Start

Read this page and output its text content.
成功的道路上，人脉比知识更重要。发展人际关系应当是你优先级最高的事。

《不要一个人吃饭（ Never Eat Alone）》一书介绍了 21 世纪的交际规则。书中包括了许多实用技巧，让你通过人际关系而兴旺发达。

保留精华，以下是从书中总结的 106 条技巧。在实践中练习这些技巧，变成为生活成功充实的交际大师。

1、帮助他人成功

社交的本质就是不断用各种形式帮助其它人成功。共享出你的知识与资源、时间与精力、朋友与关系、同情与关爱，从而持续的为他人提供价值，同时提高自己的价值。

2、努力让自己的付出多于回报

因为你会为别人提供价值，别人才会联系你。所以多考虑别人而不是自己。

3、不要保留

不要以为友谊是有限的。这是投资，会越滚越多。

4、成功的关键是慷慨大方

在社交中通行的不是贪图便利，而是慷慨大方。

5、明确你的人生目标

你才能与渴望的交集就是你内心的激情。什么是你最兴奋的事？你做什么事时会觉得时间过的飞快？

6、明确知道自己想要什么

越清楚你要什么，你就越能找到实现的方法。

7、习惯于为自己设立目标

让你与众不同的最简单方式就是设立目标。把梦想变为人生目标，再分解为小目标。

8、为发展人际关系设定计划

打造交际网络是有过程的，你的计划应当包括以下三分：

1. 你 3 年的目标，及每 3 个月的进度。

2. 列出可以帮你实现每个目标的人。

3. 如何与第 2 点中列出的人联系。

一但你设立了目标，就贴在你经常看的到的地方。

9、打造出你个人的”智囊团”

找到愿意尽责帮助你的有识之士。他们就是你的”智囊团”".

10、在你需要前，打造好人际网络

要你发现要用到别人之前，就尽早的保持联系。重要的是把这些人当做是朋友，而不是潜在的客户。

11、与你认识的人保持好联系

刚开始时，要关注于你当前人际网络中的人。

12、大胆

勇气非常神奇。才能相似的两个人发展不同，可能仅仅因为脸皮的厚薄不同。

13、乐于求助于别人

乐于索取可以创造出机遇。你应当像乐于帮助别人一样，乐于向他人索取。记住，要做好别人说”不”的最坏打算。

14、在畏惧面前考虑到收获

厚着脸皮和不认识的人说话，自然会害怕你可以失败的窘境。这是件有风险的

End

Write out the data again, exactly and in full.

# Task solution
Read this page and output its text content.
成功的道路上，人脉比知识更重要。发展人际关系应当是你优先级最高的事。

《不要一个人吃饭（ Never Eat Alone）》一书介绍了 21 世纪的交际规则。书中包括了许多实用技巧，让你通过人际关系而兴旺发达。

保留精华，以下是从书中总结的 106 条技巧。在实践中练习这些技巧，变成为生活成功充实的交际大师。

1、帮助他人成功

社交的本质就是不断用各种形式帮助其它人成功。共享出你的知识与资源、时间与精力、朋友与关系、同情与关爱，从而持续的为他人提供价值，同时提高自己的价值。

2、努力让自己的付出多于回报

因为你会为别人提供价值，别人才会联系你。所以多考虑别人而不是自己。

3、不要保留

不要以为友谊是有限的。这是投资，会越滚越多。

4、成功的关键是慷慨大方

在社交中通行的不是贪图便利，而是慷慨大方。

5、明确你的人生目标

你才能与渴望的交集就是你内心的激情。什么是你最兴奋的事？你做什么事时会觉得时间过的飞快？

6、明确知道自己想要什么

越清楚你要什么，你就越能找到实现的方法。

7、习惯于为自己设立目标

让你与众不同的最简单方式就是设立目标。把梦想变为人生目标，再分解为小目标。

8、为发展人际关系设定计划

打造交际网络是有过程的，你的计划应当包括以下三分：

1. 你 3 年的目标，及每 3 个月的进度。

2. 列出可以帮你实现每个目标的人。

3. 如何与第 2 点中列出的人联系。

一但你设立了目标，就贴在你经常看的到的地方。

9、打造出你个人的”智囊团”

找到愿意尽责帮助你的有识之士。他们就是你的”智囊团”".

10、在你需要前，打造好人际网络

要你发现要用到别人之前，就尽早的保持联系。重要的是把这些人当做是朋友，而不是潜在的客户。

11、与你认识的人保持好联系

刚开始时，要关注于你当前人际网络中的人。

12、大胆

勇气非常神奇。才能相似的两个人发展不同，可能仅仅因为脸皮的厚薄不同。

13、乐于求助于别人

乐于索取可以创造出机遇。你应当像乐于帮助别人一样，乐于向他人索取。记住，要做好别人说”不”的最坏打算。

14、在畏惧面前考虑到收获

厚着脸皮和不认识的人说话，自然会害怕你可以失败的窘境。这是件有风险的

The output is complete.